● Prompt
Return all of the lines below exactly as they are.
## start Listing
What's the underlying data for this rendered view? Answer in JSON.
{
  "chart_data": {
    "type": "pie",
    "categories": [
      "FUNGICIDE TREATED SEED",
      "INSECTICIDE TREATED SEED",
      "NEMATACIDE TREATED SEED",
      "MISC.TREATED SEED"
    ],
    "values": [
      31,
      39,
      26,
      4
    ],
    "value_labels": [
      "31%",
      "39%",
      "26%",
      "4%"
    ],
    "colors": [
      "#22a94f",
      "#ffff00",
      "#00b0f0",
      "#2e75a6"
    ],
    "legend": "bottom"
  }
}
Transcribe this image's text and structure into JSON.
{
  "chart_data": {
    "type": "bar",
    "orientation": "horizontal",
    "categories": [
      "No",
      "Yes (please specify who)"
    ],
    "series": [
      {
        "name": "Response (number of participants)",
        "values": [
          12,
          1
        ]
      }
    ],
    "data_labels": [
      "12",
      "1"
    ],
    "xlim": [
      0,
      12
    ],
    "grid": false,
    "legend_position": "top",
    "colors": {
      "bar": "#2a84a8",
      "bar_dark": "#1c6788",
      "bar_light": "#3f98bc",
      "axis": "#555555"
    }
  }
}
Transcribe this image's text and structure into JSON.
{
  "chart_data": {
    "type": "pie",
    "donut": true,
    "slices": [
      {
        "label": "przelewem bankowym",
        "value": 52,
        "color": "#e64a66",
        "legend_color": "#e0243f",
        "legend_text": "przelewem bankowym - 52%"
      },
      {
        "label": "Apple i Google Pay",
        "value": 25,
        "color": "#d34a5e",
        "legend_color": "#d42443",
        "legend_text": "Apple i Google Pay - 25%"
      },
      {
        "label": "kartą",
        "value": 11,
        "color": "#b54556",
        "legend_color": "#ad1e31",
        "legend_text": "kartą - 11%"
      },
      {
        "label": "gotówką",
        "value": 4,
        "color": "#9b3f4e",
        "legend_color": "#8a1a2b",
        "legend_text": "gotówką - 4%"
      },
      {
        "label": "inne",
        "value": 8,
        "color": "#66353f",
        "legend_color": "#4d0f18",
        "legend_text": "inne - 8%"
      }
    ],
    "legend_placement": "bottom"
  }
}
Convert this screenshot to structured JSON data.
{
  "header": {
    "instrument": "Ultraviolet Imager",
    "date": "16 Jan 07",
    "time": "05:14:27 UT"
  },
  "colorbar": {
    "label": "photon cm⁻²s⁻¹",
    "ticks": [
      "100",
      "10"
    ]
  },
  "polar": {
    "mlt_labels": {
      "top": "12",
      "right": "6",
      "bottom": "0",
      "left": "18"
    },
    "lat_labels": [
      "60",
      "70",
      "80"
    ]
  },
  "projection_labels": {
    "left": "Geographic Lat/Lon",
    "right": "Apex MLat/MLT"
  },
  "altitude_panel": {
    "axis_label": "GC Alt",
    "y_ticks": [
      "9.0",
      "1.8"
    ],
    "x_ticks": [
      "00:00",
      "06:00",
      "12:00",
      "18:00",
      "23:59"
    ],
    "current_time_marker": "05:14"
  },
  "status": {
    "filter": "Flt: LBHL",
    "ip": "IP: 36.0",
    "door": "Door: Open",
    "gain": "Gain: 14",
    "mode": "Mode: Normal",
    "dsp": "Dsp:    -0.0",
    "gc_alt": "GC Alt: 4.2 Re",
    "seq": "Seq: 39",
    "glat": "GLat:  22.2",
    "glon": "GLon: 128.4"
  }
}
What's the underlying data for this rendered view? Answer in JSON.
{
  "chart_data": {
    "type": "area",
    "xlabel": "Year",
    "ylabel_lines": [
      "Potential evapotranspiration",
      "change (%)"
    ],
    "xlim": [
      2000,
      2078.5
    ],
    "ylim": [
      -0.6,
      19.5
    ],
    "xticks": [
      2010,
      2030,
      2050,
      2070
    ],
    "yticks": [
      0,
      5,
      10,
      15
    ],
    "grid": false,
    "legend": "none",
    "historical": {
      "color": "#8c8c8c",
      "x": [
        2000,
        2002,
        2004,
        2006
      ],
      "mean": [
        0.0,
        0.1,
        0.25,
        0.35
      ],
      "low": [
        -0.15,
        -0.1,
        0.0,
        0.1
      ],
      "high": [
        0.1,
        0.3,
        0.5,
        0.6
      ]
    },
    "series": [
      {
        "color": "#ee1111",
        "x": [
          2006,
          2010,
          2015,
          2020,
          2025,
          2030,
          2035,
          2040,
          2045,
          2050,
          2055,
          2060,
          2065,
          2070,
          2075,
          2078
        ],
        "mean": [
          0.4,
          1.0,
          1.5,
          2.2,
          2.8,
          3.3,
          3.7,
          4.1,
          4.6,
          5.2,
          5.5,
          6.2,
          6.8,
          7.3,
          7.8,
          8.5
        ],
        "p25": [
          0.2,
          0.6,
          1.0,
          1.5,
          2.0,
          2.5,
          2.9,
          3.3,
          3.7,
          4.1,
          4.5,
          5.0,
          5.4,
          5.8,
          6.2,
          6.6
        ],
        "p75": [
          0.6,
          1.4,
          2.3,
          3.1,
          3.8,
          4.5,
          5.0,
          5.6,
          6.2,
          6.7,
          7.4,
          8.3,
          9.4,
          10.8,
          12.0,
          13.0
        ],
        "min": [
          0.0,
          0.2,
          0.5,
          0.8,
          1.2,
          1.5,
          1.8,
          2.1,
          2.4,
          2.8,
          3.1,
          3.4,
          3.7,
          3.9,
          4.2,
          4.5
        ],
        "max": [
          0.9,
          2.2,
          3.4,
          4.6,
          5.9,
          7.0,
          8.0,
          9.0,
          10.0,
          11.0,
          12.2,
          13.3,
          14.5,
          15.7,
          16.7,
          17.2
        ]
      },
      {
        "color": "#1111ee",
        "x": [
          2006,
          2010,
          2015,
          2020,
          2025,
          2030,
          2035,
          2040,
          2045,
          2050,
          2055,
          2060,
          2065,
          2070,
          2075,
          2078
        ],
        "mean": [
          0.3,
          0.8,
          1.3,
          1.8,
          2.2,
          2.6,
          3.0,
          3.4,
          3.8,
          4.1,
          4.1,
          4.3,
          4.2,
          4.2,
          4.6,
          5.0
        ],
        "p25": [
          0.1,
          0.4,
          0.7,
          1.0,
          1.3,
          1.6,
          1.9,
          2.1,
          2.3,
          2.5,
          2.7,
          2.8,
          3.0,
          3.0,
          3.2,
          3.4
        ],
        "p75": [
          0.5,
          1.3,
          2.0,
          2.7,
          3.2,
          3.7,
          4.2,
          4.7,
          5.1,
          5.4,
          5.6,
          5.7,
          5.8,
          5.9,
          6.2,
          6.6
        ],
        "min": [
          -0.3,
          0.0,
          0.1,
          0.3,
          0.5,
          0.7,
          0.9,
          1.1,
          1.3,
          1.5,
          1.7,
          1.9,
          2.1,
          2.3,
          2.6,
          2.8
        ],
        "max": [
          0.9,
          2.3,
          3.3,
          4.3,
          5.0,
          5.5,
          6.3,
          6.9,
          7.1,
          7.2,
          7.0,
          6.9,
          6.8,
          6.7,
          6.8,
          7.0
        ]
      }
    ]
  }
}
## end Listing
● Solution to the exercise
What's the underlying data for this rendered view? Answer in JSON.
{
  "chart_data": {
    "type": "pie",
    "categories": [
      "FUNGICIDE TREATED SEED",
      "INSECTICIDE TREATED SEED",
      "NEMATACIDE TREATED SEED",
      "MISC.TREATED SEED"
    ],
    "values": [
      31,
      39,
      26,
      4
    ],
    "value_labels": [
      "31%",
      "39%",
      "26%",
      "4%"
    ],
    "colors": [
      "#22a94f",
      "#ffff00",
      "#00b0f0",
      "#2e75a6"
    ],
    "legend": "bottom"
  }
}
Transcribe this image's text and structure into JSON.
{
  "chart_data": {
    "type": "bar",
    "orientation": "horizontal",
    "categories": [
      "No",
      "Yes (please specify who)"
    ],
    "series": [
      {
        "name": "Response (number of participants)",
        "values": [
          12,
          1
        ]
      }
    ],
    "data_labels": [
      "12",
      "1"
    ],
    "xlim": [
      0,
      12
    ],
    "grid": false,
    "legend_position": "top",
    "colors": {
      "bar": "#2a84a8",
      "bar_dark": "#1c6788",
      "bar_light": "#3f98bc",
      "axis": "#555555"
    }
  }
}
Transcribe this image's text and structure into JSON.
{
  "chart_data": {
    "type": "pie",
    "donut": true,
    "slices": [
      {
        "label": "przelewem bankowym",
        "value": 52,
        "color": "#e64a66",
        "legend_color": "#e0243f",
        "legend_text": "przelewem bankowym - 52%"
      },
      {
        "label": "Apple i Google Pay",
        "value": 25,
        "color": "#d34a5e",
        "legend_color": "#d42443",
        "legend_text": "Apple i Google Pay - 25%"
      },
      {
        "label": "kartą",
        "value": 11,
        "color": "#b54556",
        "legend_color": "#ad1e31",
        "legend_text": "kartą - 11%"
      },
      {
        "label": "gotówką",
        "value": 4,
        "color": "#9b3f4e",
        "legend_color": "#8a1a2b",
        "legend_text": "gotówką - 4%"
      },
      {
        "label": "inne",
        "value": 8,
        "color": "#66353f",
        "legend_color": "#4d0f18",
        "legend_text": "inne - 8%"
      }
    ],
    "legend_placement": "bottom"
  }
}
Convert this screenshot to structured JSON data.
{
  "header": {
    "instrument": "Ultraviolet Imager",
    "date": "16 Jan 07",
    "time": "05:14:27 UT"
  },
  "colorbar": {
    "label": "photon cm⁻²s⁻¹",
    "ticks": [
      "100",
      "10"
    ]
  },
  "polar": {
    "mlt_labels": {
      "top": "12",
      "right": "6",
      "bottom": "0",
      "left": "18"
    },
    "lat_labels": [
      "60",
      "70",
      "80"
    ]
  },
  "projection_labels": {
    "left": "Geographic Lat/Lon",
    "right": "Apex MLat/MLT"
  },
  "altitude_panel": {
    "axis_label": "GC Alt",
    "y_ticks": [
      "9.0",
      "1.8"
    ],
    "x_ticks": [
      "00:00",
      "06:00",
      "12:00",
      "18:00",
      "23:59"
    ],
    "current_time_marker": "05:14"
  },
  "status": {
    "filter": "Flt: LBHL",
    "ip": "IP: 36.0",
    "door": "Door: Open",
    "gain": "Gain: 14",
    "mode": "Mode: Normal",
    "dsp": "Dsp:    -0.0",
    "gc_alt": "GC Alt: 4.2 Re",
    "seq": "Seq: 39",
    "glat": "GLat:  22.2",
    "glon": "GLon: 128.4"
  }
}
What's the underlying data for this rendered view? Answer in JSON.
{
  "chart_data": {
    "type": "area",
    "xlabel": "Year",
    "ylabel_lines": [
      "Potential evapotranspiration",
      "change (%)"
    ],
    "xlim": [
      2000,
      2078.5
    ],
    "ylim": [
      -0.6,
      19.5
    ],
    "xticks": [
      2010,
      2030,
      2050,
      2070
    ],
    "yticks": [
      0,
      5,
      10,
      15
    ],
    "grid": false,
    "legend": "none",
    "historical": {
      "color": "#8c8c8c",
      "x": [
        2000,
        2002,
        2004,
        2006
      ],
      "mean": [
        0.0,
        0.1,
        0.25,
        0.35
      ],
      "low": [
        -0.15,
        -0.1,
        0.0,
        0.1
      ],
      "high": [
        0.1,
        0.3,
        0.5,
        0.6
      ]
    },
    "series": [
      {
        "color": "#ee1111",
        "x": [
          2006,
          2010,
          2015,
          2020,
          2025,
          2030,
          2035,
          2040,
          2045,
          2050,
          2055,
          2060,
          2065,
          2070,
          2075,
          2078
        ],
        "mean": [
          0.4,
          1.0,
          1.5,
          2.2,
          2.8,
          3.3,
          3.7,
          4.1,
          4.6,
          5.2,
          5.5,
          6.2,
          6.8,
          7.3,
          7.8,
          8.5
        ],
        "p25": [
          0.2,
          0.6,
          1.0,
          1.5,
          2.0,
          2.5,
          2.9,
          3.3,
          3.7,
          4.1,
          4.5,
          5.0,
          5.4,
          5.8,
          6.2,
          6.6
        ],
        "p75": [
          0.6,
          1.4,
          2.3,
          3.1,
          3.8,
          4.5,
          5.0,
          5.6,
          6.2,
          6.7,
          7.4,
          8.3,
          9.4,
          10.8,
          12.0,
          13.0
        ],
        "min": [
          0.0,
          0.2,
          0.5,
          0.8,
          1.2,
          1.5,
          1.8,
          2.1,
          2.4,
          2.8,
          3.1,
          3.4,
          3.7,
          3.9,
          4.2,
          4.5
        ],
        "max": [
          0.9,
          2.2,
          3.4,
          4.6,
          5.9,
          7.0,
          8.0,
          9.0,
          10.0,
          11.0,
          12.2,
          13.3,
          14.5,
          15.7,
          16.7,
          17.2
        ]
      },
      {
        "color": "#1111ee",
        "x": [
          2006,
          2010,
          2015,
          2020,
          2025,
          2030,
          2035,
          2040,
          2045,
          2050,
          2055,
          2060,
          2065,
          2070,
          2075,
          2078
        ],
        "mean": [
          0.3,
          0.8,
          1.3,
          1.8,
          2.2,
          2.6,
          3.0,
          3.4,
          3.8,
          4.1,
          4.1,
          4.3,
          4.2,
          4.2,
          4.6,
          5.0
        ],
        "p25": [
          0.1,
          0.4,
          0.7,
          1.0,
          1.3,
          1.6,
          1.9,
          2.1,
          2.3,
          2.5,
          2.7,
          2.8,
          3.0,
          3.0,
          3.2,
          3.4
        ],
        "p75": [
          0.5,
          1.3,
          2.0,
          2.7,
          3.2,
          3.7,
          4.2,
          4.7,
          5.1,
          5.4,
          5.6,
          5.7,
          5.8,
          5.9,
          6.2,
          6.6
        ],
        "min": [
          -0.3,
          0.0,
          0.1,
          0.3,
          0.5,
          0.7,
          0.9,
          1.1,
          1.3,
          1.5,
          1.7,
          1.9,
          2.1,
          2.3,
          2.6,
          2.8
        ],
        "max": [
          0.9,
          2.3,
          3.3,
          4.3,
          5.0,
          5.5,
          6.3,
          6.9,
          7.1,
          7.2,
          7.0,
          6.9,
          6.8,
          6.7,
          6.8,
          7.0
        ]
      }
    ]
  }
}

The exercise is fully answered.